From the entries that follow, list every line in which the string "data" appears.

=== PROVIDED ENTRIES ===

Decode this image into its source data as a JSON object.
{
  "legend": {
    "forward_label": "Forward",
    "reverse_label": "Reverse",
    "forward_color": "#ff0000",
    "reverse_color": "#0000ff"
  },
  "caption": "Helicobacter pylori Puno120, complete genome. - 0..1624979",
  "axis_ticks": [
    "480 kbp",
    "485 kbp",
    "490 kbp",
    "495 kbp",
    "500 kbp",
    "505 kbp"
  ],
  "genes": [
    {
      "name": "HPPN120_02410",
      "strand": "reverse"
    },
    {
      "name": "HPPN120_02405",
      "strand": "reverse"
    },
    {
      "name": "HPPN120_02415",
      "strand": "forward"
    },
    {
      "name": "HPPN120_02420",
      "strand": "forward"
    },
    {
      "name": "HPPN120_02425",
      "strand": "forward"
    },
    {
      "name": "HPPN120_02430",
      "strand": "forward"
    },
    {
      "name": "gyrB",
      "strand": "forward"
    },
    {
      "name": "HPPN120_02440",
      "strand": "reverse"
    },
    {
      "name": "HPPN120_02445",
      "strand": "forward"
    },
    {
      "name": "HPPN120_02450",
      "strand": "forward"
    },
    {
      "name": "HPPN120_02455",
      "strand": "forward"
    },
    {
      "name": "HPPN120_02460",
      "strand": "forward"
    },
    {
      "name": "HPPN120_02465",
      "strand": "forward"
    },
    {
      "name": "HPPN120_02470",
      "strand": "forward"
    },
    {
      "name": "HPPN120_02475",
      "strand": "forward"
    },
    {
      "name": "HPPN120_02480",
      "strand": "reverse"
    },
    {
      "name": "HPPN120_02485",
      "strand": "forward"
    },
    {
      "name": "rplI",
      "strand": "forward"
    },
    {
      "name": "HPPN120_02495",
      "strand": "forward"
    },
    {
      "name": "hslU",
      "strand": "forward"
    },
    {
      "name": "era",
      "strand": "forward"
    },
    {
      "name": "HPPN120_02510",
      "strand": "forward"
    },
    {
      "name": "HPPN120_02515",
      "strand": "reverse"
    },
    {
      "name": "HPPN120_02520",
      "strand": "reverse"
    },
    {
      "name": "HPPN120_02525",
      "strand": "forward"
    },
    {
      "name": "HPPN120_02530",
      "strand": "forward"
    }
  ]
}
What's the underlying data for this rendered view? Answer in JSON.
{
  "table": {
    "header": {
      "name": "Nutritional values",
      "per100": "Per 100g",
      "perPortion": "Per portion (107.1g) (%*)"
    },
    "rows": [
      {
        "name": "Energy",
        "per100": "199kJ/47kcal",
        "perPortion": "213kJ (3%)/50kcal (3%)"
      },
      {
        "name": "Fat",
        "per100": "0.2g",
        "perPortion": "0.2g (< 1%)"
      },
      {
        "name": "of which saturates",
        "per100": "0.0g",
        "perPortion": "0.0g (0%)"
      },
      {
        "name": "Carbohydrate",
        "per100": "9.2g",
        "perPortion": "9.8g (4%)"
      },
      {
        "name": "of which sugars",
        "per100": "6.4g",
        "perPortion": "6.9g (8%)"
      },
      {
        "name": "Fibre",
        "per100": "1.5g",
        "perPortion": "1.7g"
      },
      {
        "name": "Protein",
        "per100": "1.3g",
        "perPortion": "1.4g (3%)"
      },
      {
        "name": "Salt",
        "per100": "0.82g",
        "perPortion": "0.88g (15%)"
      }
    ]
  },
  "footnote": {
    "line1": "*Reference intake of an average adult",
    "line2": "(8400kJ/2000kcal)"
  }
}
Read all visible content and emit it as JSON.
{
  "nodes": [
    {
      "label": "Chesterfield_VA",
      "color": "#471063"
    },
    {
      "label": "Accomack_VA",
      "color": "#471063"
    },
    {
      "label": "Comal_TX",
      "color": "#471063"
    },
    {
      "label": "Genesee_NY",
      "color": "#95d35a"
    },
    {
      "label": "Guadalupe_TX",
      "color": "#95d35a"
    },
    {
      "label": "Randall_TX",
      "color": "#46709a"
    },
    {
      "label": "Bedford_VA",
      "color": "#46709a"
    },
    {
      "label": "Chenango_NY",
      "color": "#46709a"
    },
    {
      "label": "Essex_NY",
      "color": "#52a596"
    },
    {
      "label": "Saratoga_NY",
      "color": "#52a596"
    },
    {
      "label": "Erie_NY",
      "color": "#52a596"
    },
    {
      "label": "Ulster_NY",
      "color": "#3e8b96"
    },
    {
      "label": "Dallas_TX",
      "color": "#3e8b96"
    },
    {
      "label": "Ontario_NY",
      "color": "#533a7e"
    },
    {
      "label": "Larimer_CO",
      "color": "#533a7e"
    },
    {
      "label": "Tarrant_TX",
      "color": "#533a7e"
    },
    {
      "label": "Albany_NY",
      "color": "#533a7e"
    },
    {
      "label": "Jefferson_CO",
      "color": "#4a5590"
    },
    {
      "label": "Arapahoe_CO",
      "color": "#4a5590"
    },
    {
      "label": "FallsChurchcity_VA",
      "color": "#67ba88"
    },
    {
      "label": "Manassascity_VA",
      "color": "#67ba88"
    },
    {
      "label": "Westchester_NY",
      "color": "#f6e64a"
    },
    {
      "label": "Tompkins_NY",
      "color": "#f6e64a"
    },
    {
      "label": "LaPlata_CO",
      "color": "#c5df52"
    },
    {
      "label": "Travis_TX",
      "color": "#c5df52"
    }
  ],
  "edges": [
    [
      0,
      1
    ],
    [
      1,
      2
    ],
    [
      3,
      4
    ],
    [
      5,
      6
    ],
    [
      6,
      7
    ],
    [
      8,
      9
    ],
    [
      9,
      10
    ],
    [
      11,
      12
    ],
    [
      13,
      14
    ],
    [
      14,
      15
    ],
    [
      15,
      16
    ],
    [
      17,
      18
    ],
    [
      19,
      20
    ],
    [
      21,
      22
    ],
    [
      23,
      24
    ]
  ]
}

===

SOLUTION FOR THIS EXERCISE:
Decode this image into its source data as a JSON object.
What's the underlying data for this rendered view? Answer in JSON.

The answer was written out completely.